--- BEGIN Material to process ---

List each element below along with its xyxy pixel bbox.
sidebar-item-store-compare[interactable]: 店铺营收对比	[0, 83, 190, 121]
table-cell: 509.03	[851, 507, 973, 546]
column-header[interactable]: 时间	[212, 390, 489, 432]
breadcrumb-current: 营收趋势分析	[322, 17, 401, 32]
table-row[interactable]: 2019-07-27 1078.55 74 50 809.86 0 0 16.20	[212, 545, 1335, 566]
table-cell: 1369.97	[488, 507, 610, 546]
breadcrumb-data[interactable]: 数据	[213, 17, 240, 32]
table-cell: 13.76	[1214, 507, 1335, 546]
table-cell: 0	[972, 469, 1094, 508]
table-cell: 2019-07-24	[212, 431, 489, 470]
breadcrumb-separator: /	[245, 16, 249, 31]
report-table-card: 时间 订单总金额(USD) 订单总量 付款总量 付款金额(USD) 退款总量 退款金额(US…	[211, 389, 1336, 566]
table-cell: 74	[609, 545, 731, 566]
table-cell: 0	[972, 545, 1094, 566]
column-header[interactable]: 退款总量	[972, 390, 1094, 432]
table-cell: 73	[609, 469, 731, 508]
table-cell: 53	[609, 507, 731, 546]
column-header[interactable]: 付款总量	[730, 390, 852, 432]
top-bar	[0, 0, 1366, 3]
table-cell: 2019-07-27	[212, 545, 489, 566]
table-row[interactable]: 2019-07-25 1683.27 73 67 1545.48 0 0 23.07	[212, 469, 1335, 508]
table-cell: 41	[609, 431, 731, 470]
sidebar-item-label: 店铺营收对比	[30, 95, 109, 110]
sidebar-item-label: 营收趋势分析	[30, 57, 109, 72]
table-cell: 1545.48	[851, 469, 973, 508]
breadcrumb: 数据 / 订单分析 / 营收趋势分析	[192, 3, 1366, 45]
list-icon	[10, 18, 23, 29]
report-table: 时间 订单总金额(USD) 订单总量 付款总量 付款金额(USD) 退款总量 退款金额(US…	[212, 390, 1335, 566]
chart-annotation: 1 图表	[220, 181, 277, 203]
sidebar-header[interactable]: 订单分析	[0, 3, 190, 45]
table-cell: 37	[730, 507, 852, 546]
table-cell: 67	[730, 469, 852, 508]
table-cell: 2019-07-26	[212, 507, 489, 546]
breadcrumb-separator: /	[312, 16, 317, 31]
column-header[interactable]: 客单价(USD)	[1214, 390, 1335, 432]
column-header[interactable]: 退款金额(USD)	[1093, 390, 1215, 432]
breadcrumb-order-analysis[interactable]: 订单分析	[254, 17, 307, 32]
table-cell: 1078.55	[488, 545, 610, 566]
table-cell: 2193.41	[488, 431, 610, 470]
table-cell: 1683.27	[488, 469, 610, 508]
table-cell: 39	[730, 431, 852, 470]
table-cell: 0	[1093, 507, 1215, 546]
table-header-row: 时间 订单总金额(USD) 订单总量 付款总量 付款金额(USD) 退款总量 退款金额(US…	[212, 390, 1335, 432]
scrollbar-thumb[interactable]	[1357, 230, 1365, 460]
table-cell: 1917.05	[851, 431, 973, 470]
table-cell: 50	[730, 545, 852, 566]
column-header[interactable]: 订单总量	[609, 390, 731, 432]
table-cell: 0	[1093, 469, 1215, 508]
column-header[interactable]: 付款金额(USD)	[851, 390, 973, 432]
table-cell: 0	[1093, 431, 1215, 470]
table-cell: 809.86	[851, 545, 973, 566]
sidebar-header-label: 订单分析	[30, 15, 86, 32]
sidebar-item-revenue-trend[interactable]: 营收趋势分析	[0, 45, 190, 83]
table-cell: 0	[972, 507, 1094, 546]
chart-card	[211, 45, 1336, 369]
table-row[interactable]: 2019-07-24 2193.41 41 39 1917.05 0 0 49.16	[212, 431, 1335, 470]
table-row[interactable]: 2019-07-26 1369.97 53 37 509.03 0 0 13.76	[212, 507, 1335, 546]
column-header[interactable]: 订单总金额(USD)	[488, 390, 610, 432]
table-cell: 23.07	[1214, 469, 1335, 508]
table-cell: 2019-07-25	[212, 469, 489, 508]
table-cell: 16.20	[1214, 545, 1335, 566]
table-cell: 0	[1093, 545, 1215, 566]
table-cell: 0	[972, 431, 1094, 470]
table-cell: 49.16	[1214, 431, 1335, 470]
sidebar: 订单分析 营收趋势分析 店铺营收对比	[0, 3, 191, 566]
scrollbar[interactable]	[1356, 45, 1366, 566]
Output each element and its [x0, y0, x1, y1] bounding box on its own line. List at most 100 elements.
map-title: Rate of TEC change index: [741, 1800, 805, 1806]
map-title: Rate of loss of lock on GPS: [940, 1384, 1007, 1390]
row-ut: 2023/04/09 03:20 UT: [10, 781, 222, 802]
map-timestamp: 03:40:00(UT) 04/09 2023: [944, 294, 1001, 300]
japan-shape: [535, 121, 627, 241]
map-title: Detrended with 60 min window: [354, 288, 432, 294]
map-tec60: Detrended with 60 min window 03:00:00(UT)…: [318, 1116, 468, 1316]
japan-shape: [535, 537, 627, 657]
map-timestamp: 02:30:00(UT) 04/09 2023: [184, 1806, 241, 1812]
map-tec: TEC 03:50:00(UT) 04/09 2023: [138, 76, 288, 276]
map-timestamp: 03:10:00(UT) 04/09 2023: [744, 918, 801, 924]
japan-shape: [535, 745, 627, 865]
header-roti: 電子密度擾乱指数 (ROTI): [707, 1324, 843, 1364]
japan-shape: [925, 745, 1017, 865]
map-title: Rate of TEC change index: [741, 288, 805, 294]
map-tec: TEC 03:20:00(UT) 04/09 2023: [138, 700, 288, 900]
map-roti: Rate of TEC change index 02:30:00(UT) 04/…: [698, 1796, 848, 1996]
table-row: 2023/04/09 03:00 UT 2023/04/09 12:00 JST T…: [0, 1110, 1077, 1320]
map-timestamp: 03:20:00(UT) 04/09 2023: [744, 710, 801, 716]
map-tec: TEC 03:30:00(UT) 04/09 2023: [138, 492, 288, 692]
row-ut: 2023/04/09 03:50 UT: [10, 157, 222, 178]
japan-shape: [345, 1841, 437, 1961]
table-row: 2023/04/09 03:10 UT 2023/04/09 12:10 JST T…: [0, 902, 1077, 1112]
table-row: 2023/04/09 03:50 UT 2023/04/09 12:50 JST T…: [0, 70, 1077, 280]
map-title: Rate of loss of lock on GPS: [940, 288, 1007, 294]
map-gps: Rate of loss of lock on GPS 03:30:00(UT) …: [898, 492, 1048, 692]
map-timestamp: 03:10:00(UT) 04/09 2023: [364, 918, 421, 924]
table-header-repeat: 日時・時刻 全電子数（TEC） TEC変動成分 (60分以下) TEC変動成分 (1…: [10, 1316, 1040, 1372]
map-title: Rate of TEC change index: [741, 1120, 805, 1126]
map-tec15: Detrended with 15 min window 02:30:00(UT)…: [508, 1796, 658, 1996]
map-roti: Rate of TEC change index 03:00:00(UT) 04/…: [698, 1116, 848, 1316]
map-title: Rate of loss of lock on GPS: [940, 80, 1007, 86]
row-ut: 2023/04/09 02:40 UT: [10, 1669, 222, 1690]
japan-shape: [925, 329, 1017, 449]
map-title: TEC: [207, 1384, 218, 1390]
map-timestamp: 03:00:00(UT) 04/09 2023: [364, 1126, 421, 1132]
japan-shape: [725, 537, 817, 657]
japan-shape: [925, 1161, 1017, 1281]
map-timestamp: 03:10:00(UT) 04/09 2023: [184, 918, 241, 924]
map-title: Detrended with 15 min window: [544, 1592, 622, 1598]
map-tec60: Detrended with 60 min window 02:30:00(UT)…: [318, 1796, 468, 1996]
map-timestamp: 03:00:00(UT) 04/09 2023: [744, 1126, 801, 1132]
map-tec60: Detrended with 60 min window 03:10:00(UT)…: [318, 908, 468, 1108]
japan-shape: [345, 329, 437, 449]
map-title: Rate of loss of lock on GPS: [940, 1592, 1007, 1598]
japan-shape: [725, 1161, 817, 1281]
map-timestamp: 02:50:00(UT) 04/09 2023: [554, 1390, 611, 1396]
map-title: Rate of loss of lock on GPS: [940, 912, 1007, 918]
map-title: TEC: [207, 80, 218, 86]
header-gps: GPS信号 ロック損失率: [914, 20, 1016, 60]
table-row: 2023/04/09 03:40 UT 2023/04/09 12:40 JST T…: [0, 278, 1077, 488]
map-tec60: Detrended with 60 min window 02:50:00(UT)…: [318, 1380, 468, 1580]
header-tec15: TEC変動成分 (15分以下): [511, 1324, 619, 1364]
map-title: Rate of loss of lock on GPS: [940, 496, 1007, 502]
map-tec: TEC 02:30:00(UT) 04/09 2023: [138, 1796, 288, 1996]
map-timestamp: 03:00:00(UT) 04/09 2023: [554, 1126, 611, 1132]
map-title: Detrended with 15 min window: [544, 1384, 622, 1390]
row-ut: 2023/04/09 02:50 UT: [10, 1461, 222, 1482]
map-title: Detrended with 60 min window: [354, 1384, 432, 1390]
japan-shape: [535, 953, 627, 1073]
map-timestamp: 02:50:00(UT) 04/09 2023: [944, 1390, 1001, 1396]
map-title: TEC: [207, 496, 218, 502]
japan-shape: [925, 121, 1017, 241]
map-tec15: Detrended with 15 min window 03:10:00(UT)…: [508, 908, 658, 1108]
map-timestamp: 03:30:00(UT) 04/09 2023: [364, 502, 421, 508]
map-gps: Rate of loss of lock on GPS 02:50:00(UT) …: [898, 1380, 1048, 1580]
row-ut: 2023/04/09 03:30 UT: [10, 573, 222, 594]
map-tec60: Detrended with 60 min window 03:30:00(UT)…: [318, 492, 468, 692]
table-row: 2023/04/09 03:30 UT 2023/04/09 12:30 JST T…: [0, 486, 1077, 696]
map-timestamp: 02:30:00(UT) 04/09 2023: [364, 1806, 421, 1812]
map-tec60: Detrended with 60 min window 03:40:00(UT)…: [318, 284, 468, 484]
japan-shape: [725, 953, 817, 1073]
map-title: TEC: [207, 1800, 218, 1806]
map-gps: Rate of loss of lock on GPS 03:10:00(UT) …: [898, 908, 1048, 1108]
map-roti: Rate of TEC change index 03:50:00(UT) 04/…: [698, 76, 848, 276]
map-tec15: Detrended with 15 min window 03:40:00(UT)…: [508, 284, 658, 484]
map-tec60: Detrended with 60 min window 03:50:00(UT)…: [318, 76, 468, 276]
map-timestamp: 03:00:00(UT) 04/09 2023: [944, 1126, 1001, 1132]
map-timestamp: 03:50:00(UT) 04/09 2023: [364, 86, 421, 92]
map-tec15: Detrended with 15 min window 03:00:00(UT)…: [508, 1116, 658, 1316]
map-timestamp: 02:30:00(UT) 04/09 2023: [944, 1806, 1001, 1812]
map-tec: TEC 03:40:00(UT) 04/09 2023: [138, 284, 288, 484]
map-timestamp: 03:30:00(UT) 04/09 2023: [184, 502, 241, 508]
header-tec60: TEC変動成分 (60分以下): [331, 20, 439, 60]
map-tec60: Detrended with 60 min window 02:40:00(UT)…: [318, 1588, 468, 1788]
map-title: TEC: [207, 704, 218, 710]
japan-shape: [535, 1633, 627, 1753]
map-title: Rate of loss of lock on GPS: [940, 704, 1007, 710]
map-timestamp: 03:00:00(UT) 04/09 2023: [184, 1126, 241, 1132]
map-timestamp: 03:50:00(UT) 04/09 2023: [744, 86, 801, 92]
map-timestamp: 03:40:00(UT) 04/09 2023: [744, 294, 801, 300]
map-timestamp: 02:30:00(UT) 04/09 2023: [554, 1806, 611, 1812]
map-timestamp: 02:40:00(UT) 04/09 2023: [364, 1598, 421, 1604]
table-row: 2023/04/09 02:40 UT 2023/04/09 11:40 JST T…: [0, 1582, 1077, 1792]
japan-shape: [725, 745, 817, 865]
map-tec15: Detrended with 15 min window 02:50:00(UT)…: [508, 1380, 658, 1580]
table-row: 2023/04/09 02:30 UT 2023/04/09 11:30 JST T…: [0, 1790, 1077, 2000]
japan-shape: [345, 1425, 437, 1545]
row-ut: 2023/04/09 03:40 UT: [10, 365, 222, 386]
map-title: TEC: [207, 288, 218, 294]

--- END Material to process ---

:: Goal of the exercise ::
Copy the data word for word, from its very first line down to and including the line that contains "545, 1094, 566]".

:: Task result ::
List each element below along with its xyxy pixel bbox.
sidebar-item-store-compare[interactable]: 店铺营收对比	[0, 83, 190, 121]
table-cell: 509.03	[851, 507, 973, 546]
column-header[interactable]: 时间	[212, 390, 489, 432]
breadcrumb-current: 营收趋势分析	[322, 17, 401, 32]
table-row[interactable]: 2019-07-27 1078.55 74 50 809.86 0 0 16.20	[212, 545, 1335, 566]
table-cell: 1369.97	[488, 507, 610, 546]
breadcrumb-data[interactable]: 数据	[213, 17, 240, 32]
table-cell: 13.76	[1214, 507, 1335, 546]
table-cell: 0	[972, 469, 1094, 508]
table-cell: 2019-07-24	[212, 431, 489, 470]
breadcrumb-separator: /	[245, 16, 249, 31]
report-table-card: 时间 订单总金额(USD) 订单总量 付款总量 付款金额(USD) 退款总量 退款金额(US…	[211, 389, 1336, 566]
table-cell: 74	[609, 545, 731, 566]
table-cell: 0	[972, 545, 1094, 566]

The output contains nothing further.